--- EXERCISE ---
Copy the data that follows exactly. Include no pictures.
------ SUPPLIED DATA
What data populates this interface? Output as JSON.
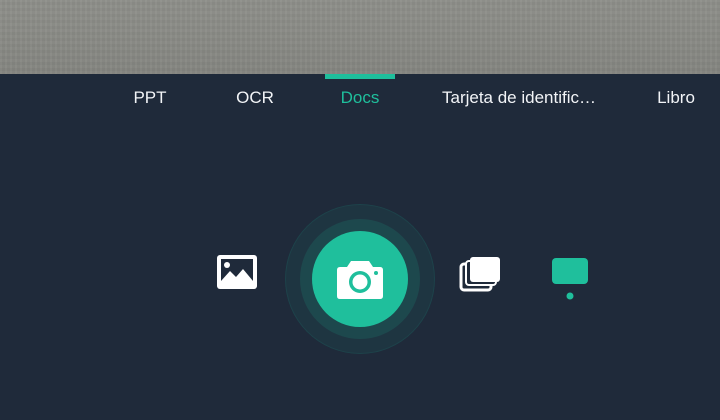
{
  "tabs": [
    {
      "label": "PPT",
      "active": false
    },
    {
      "label": "OCR",
      "active": false
    },
    {
      "label": "Docs",
      "active": true
    },
    {
      "label": "Tarjeta de identific…",
      "active": false
    },
    {
      "label": "Libro",
      "active": false
    }
  ],
  "controls": {
    "gallery_icon": "image-gallery-icon",
    "shutter_icon": "camera-icon",
    "batch_icon": "stacked-pages-icon",
    "mode_icon": "single-page-mode-icon"
  },
  "colors": {
    "background": "#1f2a3a",
    "accent": "#1fbf9c",
    "text": "#f2f4f7",
    "viewfinder": "#8a8b86"
  }
}
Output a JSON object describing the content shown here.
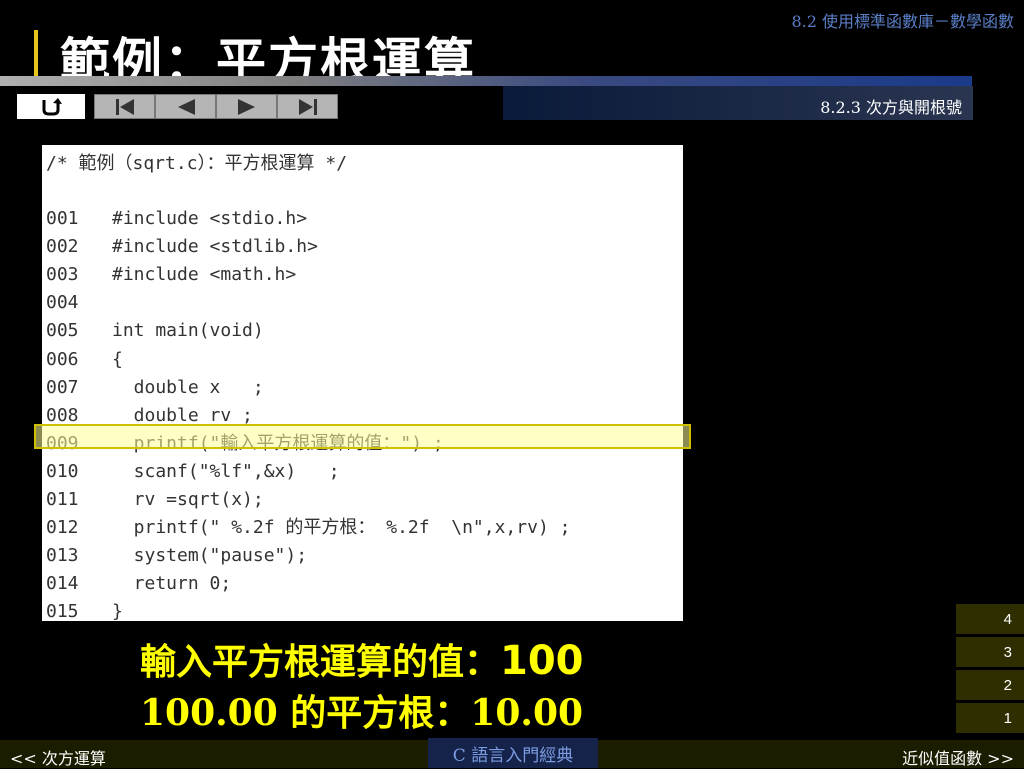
{
  "header": {
    "chapter": "8.2  使用標準函數庫－數學函數",
    "title": "範例：平方根運算",
    "section": "8.2.3 次方與開根號"
  },
  "nav": {
    "buttons": [
      {
        "name": "return-button",
        "icon": "return-icon"
      },
      {
        "name": "first-button",
        "icon": "first-icon"
      },
      {
        "name": "prev-button",
        "icon": "prev-icon"
      },
      {
        "name": "next-button",
        "icon": "next-icon"
      },
      {
        "name": "last-button",
        "icon": "last-icon"
      }
    ]
  },
  "code": {
    "comment": "/* 範例（sqrt.c）：平方根運算 */",
    "lines": [
      {
        "num": "001",
        "text": "#include <stdio.h>"
      },
      {
        "num": "002",
        "text": "#include <stdlib.h>"
      },
      {
        "num": "003",
        "text": "#include <math.h>"
      },
      {
        "num": "004",
        "text": ""
      },
      {
        "num": "005",
        "text": "int main(void)"
      },
      {
        "num": "006",
        "text": "{"
      },
      {
        "num": "007",
        "text": "  double x   ;"
      },
      {
        "num": "008",
        "text": "  double rv ;"
      },
      {
        "num": "009",
        "text": "  printf(\"輸入平方根運算的值：\") ;"
      },
      {
        "num": "010",
        "text": "  scanf(\"%lf\",&x)   ;"
      },
      {
        "num": "011",
        "text": "  rv =sqrt(x);"
      },
      {
        "num": "012",
        "text": "  printf(\" %.2f 的平方根： %.2f  \\n\",x,rv) ;"
      },
      {
        "num": "013",
        "text": "  system(\"pause\");"
      },
      {
        "num": "014",
        "text": "  return 0;"
      },
      {
        "num": "015",
        "text": "}"
      }
    ],
    "highlight_line": "009",
    "highlight_color": "#ffff99"
  },
  "output": {
    "line1_prompt": "輸入平方根運算的值：",
    "line1_input": "100",
    "line2": "100.00 的平方根：10.00",
    "color": "#ffff00"
  },
  "pages": [
    "4",
    "3",
    "2",
    "1"
  ],
  "footer": {
    "prev": "<< 次方運算",
    "book": "C 語言入門經典",
    "next": "近似值函數 >>"
  }
}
------------
--- TASK RESPONSE ---
What data populates this interface? Output as JSON.
{
  "tabs": [
    {
      "label": "PPT",
      "active": false
    },
    {
      "label": "OCR",
      "active": false
    },
    {
      "label": "Docs",
      "active": true
    },
    {
      "label": "Tarjeta de identific…",
      "active": false
    },
    {
      "label": "Libro",
      "active": false
    }
  ],
  "controls": {
    "gallery_icon": "image-gallery-icon",
    "shutter_icon": "camera-icon",
    "batch_icon": "stacked-pages-icon",
    "mode_icon": "single-page-mode-icon"
  },
  "colors": {
    "background": "#1f2a3a",
    "accent": "#1fbf9c",
    "text": "#f2f4f7",
    "viewfinder": "#8a8b86"
  }
}
Output a JSON object describing the content shown here.
{
  "header": {
    "chapter": "8.2  使用標準函數庫－數學函數",
    "title": "範例：平方根運算",
    "section": "8.2.3 次方與開根號"
  },
  "nav": {
    "buttons": [
      {
        "name": "return-button",
        "icon": "return-icon"
      },
      {
        "name": "first-button",
        "icon": "first-icon"
      },
      {
        "name": "prev-button",
        "icon": "prev-icon"
      },
      {
        "name": "next-button",
        "icon": "next-icon"
      },
      {
        "name": "last-button",
        "icon": "last-icon"
      }
    ]
  },
  "code": {
    "comment": "/* 範例（sqrt.c）：平方根運算 */",
    "lines": [
      {
        "num": "001",
        "text": "#include <stdio.h>"
      },
      {
        "num": "002",
        "text": "#include <stdlib.h>"
      },
      {
        "num": "003",
        "text": "#include <math.h>"
      },
      {
        "num": "004",
        "text": ""
      },
      {
        "num": "005",
        "text": "int main(void)"
      },
      {
        "num": "006",
        "text": "{"
      },
      {
        "num": "007",
        "text": "  double x   ;"
      },
      {
        "num": "008",
        "text": "  double rv ;"
      },
      {
        "num": "009",
        "text": "  printf(\"輸入平方根運算的值：\") ;"
      },
      {
        "num": "010",
        "text": "  scanf(\"%lf\",&x)   ;"
      },
      {
        "num": "011",
        "text": "  rv =sqrt(x);"
      },
      {
        "num": "012",
        "text": "  printf(\" %.2f 的平方根： %.2f  \\n\",x,rv) ;"
      },
      {
        "num": "013",
        "text": "  system(\"pause\");"
      },
      {
        "num": "014",
        "text": "  return 0;"
      },
      {
        "num": "015",
        "text": "}"
      }
    ],
    "highlight_line": "009",
    "highlight_color": "#ffff99"
  },
  "output": {
    "line1_prompt": "輸入平方根運算的值：",
    "line1_input": "100",
    "line2": "100.00 的平方根：10.00",
    "color": "#ffff00"
  },
  "pages": [
    "4",
    "3",
    "2",
    "1"
  ],
  "footer": {
    "prev": "<< 次方運算",
    "book": "C 語言入門經典",
    "next": "近似值函數 >>"
  }
}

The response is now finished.